● **PROBLEM TO WORK ON**
Tally the lines that contain the string "this" and state that total without comment.

>> begin

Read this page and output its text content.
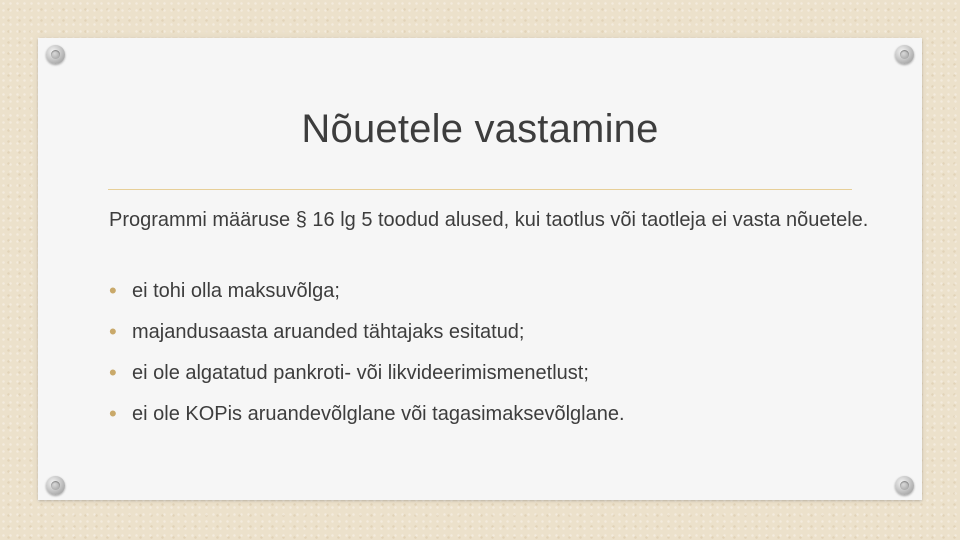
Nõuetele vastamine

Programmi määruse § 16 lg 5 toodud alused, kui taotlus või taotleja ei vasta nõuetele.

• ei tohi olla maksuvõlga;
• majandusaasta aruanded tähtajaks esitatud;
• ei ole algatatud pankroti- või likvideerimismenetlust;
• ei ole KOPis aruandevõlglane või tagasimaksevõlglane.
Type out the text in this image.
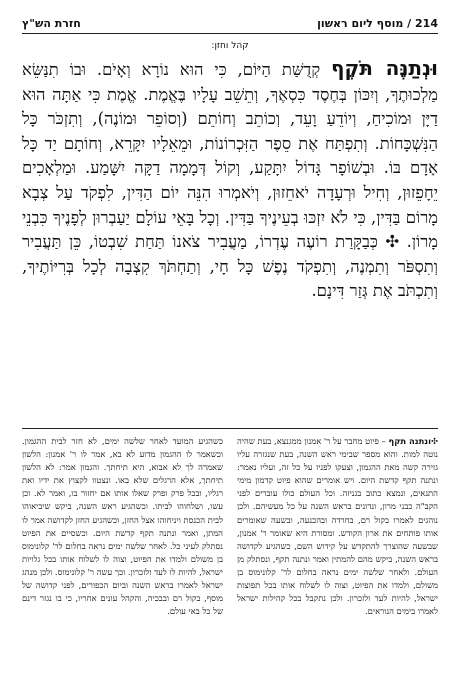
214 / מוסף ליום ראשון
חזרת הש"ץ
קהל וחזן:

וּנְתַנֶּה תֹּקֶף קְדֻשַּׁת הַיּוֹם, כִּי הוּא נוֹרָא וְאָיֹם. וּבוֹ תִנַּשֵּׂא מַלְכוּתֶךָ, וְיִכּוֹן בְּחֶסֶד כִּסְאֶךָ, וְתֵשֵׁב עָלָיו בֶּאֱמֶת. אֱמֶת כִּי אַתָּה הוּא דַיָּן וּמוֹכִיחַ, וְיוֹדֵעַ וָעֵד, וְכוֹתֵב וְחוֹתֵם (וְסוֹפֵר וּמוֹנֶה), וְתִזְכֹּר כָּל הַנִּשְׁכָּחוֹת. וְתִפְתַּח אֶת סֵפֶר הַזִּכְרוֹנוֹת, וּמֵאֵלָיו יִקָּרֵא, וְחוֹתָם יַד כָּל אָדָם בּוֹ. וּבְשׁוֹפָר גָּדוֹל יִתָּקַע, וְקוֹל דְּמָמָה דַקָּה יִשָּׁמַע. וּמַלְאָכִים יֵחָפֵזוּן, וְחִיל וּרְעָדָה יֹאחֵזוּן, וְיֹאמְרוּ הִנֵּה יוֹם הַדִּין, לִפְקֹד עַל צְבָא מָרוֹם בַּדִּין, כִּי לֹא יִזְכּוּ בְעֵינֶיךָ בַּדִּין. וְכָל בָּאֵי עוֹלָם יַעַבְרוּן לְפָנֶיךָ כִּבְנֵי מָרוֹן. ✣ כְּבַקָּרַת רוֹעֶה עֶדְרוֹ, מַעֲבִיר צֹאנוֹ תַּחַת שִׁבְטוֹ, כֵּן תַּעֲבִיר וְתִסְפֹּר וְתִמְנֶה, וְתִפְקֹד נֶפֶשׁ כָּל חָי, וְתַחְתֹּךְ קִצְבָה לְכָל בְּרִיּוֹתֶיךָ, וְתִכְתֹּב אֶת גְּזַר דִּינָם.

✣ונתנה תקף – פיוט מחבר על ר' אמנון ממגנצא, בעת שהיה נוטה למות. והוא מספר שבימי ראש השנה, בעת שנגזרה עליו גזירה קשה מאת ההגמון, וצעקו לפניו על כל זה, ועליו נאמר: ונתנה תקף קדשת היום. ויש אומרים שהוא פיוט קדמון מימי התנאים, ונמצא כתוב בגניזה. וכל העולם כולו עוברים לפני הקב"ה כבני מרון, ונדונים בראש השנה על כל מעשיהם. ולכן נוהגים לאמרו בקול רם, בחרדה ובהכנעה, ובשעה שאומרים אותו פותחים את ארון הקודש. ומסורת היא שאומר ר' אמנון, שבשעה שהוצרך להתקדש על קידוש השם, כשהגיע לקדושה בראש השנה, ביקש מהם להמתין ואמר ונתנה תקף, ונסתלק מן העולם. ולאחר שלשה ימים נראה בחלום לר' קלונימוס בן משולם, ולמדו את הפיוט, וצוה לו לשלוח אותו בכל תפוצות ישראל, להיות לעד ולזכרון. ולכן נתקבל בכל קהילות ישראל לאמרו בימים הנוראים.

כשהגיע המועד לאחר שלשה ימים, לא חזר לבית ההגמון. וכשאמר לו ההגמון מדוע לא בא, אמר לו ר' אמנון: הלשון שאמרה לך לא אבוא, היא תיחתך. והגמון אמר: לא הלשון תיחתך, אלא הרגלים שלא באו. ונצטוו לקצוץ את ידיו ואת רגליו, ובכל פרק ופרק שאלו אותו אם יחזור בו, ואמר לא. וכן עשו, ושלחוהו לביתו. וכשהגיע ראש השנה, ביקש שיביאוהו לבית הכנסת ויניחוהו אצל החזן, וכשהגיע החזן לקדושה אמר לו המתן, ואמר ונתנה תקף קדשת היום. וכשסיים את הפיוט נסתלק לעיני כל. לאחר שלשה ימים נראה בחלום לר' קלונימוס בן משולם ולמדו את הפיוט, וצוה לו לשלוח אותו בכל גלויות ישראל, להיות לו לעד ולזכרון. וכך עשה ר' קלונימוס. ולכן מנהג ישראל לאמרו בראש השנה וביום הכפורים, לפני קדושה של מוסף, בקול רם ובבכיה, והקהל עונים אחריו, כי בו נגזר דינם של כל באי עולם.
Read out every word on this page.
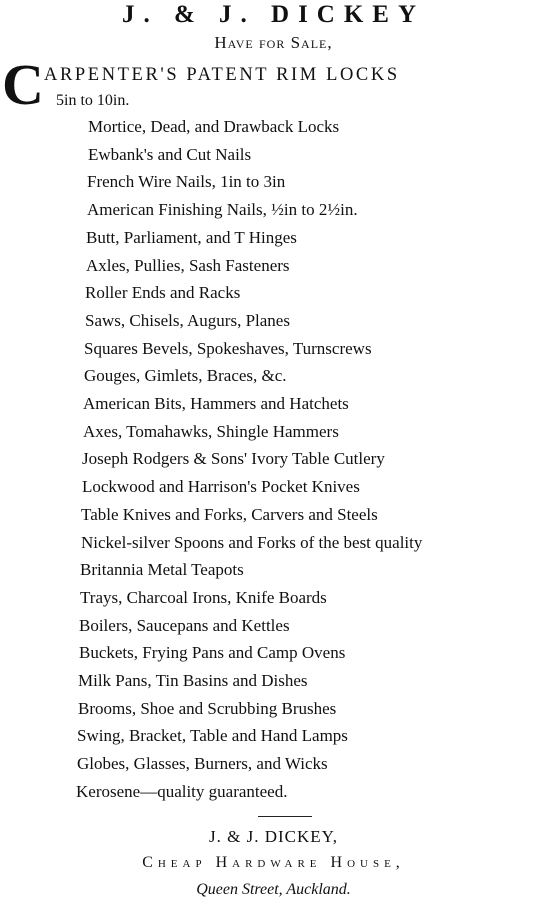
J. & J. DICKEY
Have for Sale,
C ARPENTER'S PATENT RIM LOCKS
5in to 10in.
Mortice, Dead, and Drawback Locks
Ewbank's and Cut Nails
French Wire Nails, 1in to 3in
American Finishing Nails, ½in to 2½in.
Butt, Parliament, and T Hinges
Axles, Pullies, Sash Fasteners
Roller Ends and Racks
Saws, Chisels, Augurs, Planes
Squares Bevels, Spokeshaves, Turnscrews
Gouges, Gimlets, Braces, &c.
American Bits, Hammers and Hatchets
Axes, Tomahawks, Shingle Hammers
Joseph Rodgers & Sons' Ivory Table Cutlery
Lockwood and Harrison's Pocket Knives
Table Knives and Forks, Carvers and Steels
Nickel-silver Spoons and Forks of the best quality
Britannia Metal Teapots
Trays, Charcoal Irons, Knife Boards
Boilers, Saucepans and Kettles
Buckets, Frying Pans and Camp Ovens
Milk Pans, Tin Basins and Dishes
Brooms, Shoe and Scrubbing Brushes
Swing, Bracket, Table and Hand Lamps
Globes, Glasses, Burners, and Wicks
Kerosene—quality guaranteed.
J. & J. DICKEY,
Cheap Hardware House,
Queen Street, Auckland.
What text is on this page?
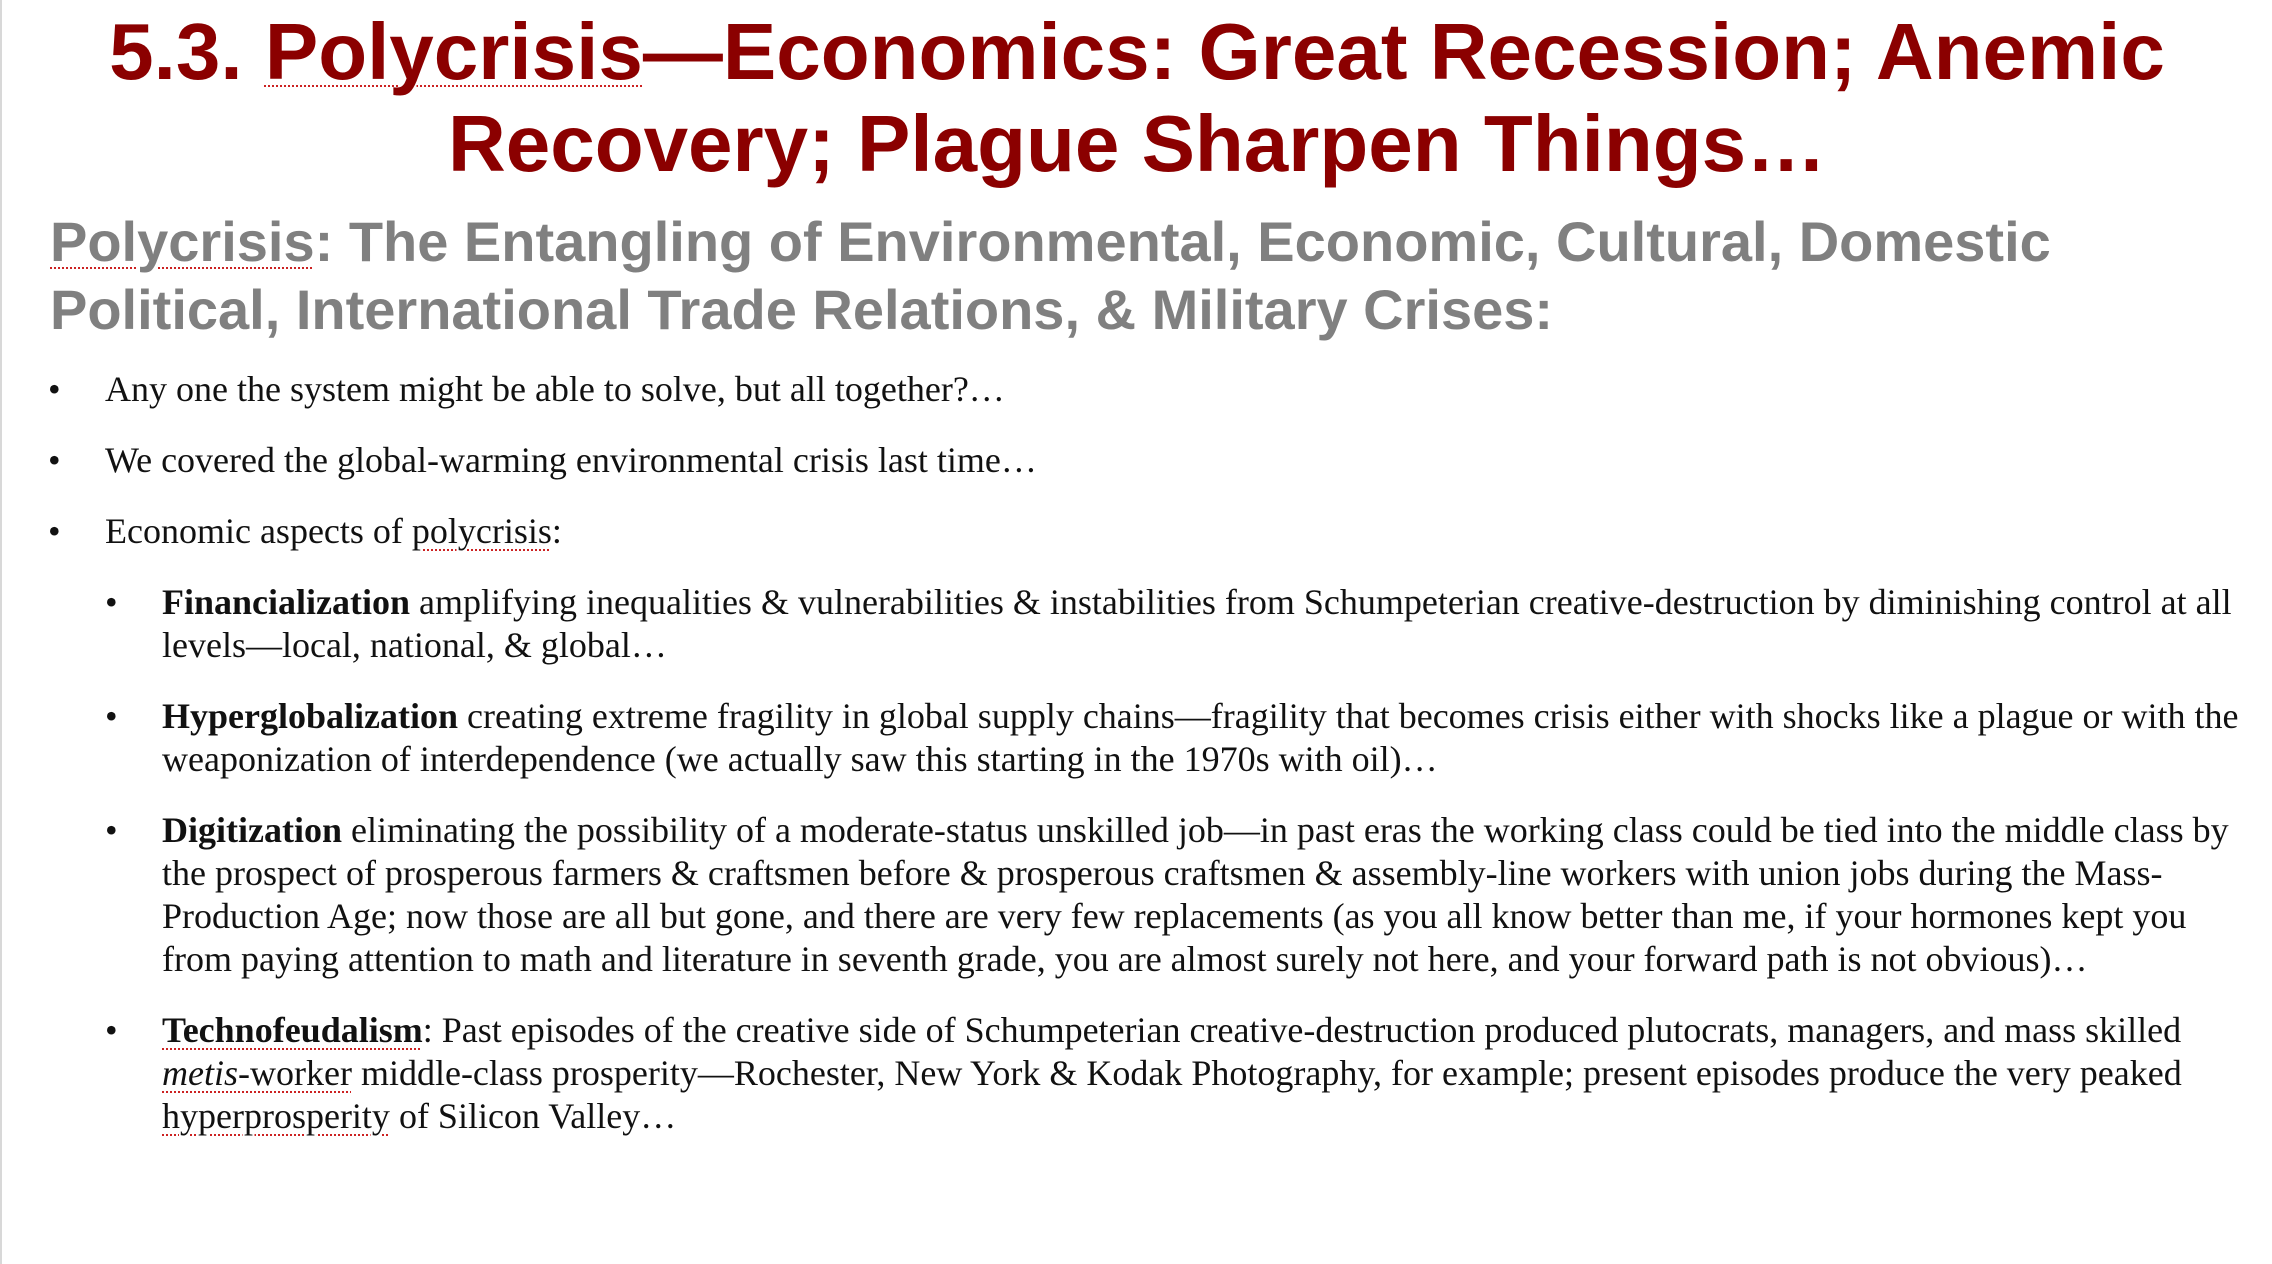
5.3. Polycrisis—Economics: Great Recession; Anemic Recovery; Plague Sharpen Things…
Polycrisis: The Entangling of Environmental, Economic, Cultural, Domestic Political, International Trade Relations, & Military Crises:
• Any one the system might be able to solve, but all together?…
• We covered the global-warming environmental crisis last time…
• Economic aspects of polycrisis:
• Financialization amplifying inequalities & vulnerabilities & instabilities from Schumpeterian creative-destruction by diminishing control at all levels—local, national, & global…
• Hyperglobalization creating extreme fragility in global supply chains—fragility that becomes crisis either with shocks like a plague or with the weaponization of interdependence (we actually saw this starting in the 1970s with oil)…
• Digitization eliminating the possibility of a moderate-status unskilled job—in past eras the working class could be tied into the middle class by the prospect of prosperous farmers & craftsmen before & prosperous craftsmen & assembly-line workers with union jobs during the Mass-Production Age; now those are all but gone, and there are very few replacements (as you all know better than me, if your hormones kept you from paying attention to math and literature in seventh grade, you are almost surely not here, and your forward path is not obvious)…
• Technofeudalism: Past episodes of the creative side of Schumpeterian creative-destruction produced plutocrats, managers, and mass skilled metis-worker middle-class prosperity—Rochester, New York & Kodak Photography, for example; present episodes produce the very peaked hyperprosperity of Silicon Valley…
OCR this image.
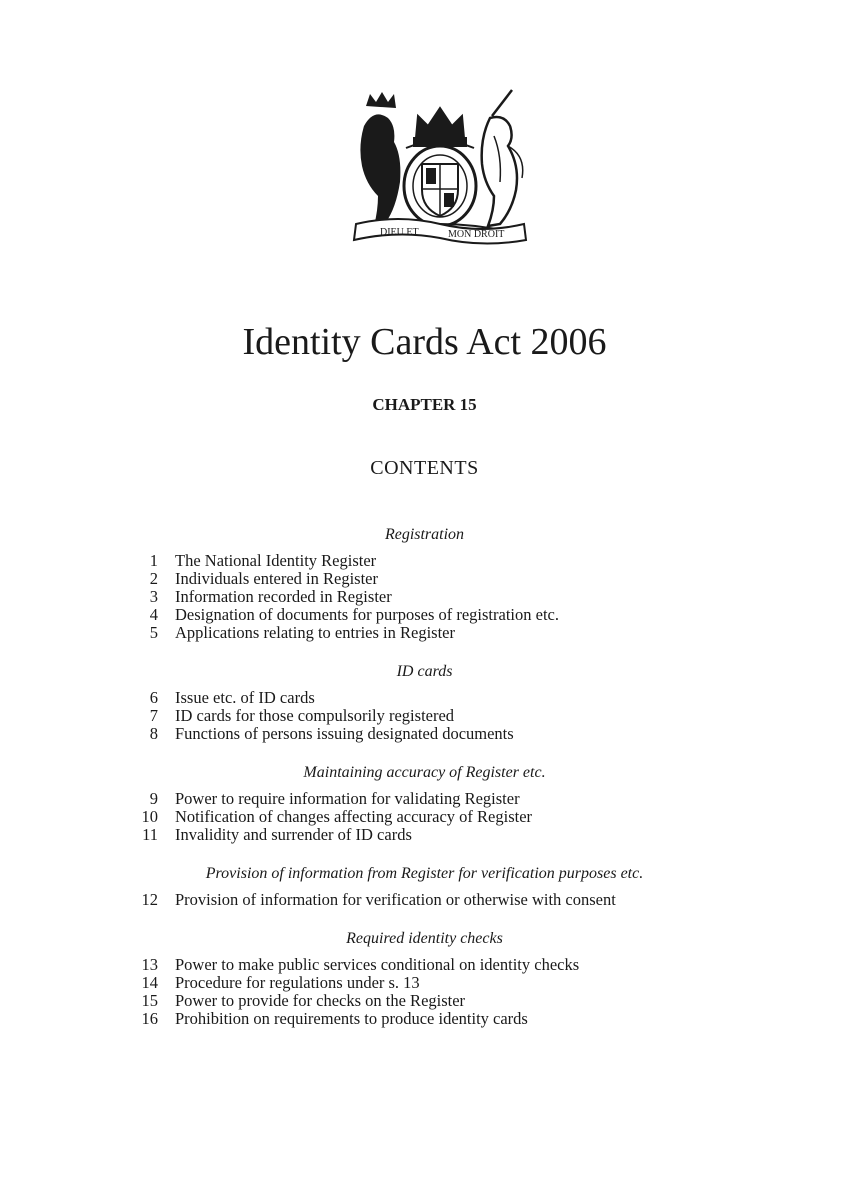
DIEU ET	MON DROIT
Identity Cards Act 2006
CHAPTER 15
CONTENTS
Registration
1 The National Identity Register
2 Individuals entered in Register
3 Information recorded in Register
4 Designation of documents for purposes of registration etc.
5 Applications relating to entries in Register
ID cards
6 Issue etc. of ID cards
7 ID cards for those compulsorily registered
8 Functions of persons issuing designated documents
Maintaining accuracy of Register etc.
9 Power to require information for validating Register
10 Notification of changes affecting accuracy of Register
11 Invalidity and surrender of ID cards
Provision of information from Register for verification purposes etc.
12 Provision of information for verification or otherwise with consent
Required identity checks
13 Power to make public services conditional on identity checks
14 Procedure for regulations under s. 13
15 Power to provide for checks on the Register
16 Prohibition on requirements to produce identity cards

>> end

● **WRITTEN REPLY**
6